## GOAL
Every line below that mentions the word "Threads" should be copied out.

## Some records
------------------------

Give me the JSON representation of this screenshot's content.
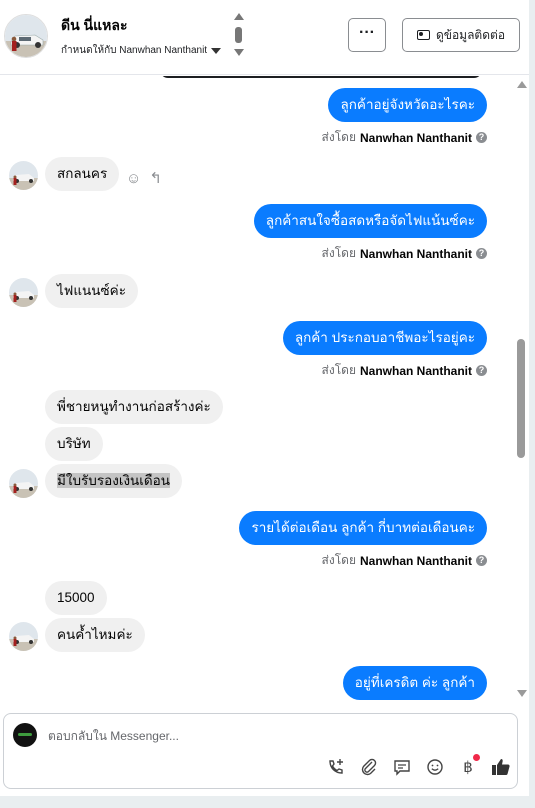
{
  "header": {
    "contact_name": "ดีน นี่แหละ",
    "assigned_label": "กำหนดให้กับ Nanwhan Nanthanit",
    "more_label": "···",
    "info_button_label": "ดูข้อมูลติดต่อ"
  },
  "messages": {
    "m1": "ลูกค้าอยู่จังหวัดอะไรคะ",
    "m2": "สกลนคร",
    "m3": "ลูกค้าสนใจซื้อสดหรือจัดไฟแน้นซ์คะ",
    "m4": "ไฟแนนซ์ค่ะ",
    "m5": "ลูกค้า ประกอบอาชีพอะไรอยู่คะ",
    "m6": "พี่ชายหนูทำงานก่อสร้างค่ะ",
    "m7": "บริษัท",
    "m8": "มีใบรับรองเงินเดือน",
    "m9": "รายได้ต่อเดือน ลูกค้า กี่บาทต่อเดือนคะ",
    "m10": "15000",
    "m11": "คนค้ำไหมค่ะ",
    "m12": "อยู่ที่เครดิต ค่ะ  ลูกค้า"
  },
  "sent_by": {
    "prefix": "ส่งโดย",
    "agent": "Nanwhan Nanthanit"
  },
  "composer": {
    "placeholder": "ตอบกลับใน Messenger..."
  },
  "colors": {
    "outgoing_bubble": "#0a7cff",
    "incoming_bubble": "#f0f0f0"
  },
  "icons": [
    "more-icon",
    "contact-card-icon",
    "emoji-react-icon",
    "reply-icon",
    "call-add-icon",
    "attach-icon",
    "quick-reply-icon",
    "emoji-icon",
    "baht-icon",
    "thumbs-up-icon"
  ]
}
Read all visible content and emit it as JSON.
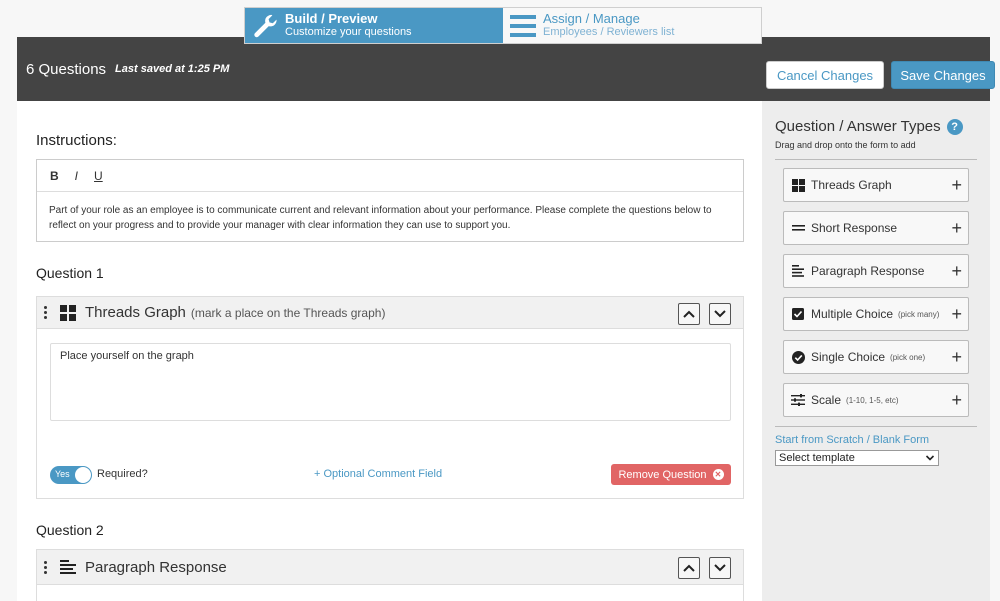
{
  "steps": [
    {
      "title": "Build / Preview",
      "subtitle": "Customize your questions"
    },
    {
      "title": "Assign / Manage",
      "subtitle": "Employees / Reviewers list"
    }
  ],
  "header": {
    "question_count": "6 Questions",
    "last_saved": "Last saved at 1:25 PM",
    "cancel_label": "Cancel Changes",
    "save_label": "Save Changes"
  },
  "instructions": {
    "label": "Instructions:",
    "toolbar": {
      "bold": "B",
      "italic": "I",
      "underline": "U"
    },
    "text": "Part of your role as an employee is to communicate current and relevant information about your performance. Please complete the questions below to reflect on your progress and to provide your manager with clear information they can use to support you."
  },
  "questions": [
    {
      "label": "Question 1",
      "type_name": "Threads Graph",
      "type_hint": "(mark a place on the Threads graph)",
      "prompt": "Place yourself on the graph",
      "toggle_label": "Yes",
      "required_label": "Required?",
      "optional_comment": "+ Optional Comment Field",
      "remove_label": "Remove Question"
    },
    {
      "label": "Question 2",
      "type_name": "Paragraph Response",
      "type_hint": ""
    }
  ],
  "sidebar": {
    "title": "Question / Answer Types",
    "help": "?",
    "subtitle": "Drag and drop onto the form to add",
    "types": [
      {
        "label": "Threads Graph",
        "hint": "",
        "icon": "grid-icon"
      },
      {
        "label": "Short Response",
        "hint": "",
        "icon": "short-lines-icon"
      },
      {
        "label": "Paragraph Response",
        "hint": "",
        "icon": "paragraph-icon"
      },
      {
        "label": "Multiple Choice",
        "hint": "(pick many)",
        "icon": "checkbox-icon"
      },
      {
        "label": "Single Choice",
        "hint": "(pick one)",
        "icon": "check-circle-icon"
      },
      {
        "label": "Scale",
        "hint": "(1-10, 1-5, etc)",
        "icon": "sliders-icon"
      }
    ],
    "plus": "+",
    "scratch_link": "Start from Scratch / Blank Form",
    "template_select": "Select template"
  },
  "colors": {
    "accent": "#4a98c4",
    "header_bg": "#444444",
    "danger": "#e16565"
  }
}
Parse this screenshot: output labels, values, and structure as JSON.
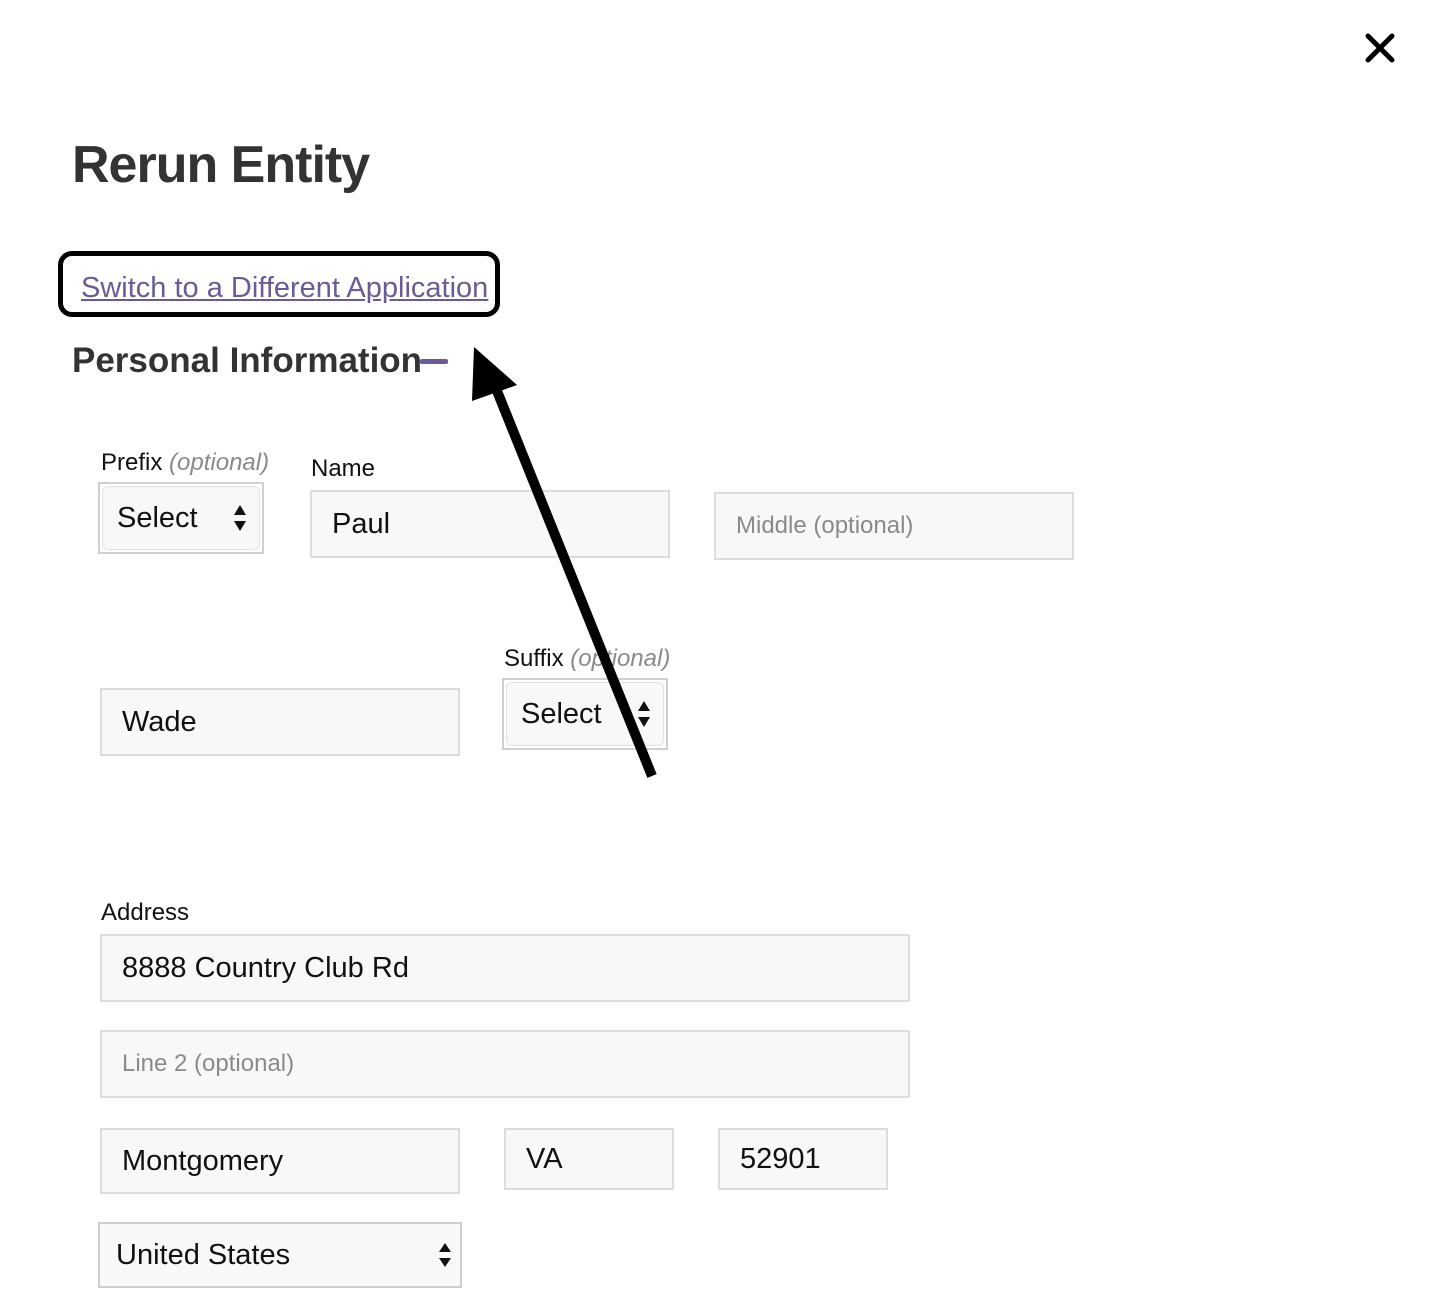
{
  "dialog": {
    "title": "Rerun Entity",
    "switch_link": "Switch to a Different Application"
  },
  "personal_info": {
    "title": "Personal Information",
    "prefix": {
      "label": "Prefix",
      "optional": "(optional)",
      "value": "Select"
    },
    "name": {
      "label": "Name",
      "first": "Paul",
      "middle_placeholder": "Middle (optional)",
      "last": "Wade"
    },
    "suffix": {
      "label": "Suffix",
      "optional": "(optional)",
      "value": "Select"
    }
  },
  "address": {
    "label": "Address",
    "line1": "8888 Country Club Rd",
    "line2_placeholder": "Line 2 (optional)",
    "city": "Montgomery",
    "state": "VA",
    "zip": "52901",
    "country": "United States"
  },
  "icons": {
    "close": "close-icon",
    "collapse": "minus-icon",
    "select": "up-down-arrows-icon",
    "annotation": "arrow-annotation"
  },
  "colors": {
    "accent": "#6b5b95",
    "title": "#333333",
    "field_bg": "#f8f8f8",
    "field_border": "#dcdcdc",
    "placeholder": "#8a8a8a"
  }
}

------------------------

## EXERCISE ANSWER
      "type_name": "Threads Graph",
      "type_hint": "(mark a place on the Threads graph)",
        "label": "Threads Graph",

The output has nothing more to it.